[Data listing]
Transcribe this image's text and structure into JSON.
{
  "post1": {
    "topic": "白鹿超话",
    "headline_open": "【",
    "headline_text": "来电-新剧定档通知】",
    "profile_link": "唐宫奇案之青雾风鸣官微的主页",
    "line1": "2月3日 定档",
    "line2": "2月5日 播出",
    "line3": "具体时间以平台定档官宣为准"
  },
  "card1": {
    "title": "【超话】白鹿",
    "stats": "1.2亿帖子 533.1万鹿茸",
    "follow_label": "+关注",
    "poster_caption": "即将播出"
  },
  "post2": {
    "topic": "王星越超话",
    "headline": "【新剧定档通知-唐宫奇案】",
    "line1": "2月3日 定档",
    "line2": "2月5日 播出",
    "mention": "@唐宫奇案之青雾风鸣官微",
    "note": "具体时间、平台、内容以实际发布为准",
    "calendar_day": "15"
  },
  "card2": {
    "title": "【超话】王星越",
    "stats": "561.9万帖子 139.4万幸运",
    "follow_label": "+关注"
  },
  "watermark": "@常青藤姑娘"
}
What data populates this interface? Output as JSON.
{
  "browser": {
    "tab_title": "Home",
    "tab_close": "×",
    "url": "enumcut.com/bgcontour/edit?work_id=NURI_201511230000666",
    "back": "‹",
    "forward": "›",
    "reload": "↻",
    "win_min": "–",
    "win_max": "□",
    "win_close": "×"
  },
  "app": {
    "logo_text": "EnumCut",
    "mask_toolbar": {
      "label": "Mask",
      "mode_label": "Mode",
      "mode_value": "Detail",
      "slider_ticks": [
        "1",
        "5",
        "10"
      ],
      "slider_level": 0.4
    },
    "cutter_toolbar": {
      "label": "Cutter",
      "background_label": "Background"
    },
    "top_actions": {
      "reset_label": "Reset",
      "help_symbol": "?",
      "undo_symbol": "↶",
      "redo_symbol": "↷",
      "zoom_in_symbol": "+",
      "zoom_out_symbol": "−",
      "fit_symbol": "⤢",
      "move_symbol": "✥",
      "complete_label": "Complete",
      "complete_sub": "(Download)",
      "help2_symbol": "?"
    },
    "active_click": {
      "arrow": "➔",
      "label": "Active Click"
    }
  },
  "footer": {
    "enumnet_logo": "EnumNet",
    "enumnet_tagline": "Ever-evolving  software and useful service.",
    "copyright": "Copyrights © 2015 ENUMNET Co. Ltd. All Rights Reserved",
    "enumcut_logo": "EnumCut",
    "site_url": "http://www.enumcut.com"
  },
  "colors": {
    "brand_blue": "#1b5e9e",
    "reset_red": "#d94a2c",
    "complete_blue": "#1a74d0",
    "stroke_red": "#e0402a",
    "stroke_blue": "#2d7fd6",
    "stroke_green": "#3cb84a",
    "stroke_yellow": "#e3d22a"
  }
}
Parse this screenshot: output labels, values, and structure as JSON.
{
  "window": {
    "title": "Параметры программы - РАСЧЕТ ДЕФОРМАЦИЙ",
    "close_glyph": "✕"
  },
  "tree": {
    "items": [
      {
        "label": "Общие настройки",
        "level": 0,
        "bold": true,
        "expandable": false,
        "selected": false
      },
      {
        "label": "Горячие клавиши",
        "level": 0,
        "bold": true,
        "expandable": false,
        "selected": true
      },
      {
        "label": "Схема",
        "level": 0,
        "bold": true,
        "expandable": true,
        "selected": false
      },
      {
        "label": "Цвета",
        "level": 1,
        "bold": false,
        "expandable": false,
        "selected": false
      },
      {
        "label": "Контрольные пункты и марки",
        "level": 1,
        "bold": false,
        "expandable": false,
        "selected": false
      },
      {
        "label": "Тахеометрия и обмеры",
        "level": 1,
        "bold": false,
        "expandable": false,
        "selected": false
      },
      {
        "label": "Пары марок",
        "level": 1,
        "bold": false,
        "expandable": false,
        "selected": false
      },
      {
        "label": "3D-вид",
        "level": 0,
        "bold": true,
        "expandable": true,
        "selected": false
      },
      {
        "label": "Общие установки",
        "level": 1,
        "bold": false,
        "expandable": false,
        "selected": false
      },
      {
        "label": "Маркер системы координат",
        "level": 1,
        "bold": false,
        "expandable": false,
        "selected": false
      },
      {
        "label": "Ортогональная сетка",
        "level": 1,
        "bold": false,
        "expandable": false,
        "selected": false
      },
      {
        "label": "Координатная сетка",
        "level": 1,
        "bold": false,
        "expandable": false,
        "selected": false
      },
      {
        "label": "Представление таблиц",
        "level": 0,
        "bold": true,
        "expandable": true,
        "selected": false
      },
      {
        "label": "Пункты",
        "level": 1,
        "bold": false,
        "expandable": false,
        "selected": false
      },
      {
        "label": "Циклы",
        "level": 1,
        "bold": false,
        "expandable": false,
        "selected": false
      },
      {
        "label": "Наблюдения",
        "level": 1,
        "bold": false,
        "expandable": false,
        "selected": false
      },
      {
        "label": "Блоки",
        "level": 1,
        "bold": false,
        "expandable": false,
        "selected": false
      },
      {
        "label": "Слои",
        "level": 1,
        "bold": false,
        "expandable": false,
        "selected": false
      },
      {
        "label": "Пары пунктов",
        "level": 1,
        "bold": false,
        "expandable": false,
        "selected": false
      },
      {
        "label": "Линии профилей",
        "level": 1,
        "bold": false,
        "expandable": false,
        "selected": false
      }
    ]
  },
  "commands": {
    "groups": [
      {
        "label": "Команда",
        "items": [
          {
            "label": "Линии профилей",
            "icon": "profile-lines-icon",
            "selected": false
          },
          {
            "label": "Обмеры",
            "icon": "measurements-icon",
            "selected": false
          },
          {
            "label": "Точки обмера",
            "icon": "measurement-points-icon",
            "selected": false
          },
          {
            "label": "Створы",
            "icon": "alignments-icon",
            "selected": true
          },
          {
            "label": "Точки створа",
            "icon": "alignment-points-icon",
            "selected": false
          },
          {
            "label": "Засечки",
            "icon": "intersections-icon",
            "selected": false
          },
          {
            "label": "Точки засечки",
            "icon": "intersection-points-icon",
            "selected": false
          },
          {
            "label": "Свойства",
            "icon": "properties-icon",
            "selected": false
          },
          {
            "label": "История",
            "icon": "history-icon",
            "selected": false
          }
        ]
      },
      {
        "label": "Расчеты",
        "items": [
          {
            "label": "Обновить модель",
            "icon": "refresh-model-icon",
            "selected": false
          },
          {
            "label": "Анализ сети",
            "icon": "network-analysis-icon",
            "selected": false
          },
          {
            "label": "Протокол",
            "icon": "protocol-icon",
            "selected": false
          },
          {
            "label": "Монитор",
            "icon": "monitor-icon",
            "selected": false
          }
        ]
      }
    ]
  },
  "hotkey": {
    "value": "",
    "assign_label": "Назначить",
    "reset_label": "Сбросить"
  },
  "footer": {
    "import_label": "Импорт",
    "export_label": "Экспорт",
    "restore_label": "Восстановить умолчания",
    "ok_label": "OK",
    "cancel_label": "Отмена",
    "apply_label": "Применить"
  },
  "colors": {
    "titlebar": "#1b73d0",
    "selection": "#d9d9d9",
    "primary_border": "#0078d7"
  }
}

• Problem to work on
Find the lines containing "профилей" and pull them out.

• Result
        "label": "Линии профилей",
            "label": "Линии профилей",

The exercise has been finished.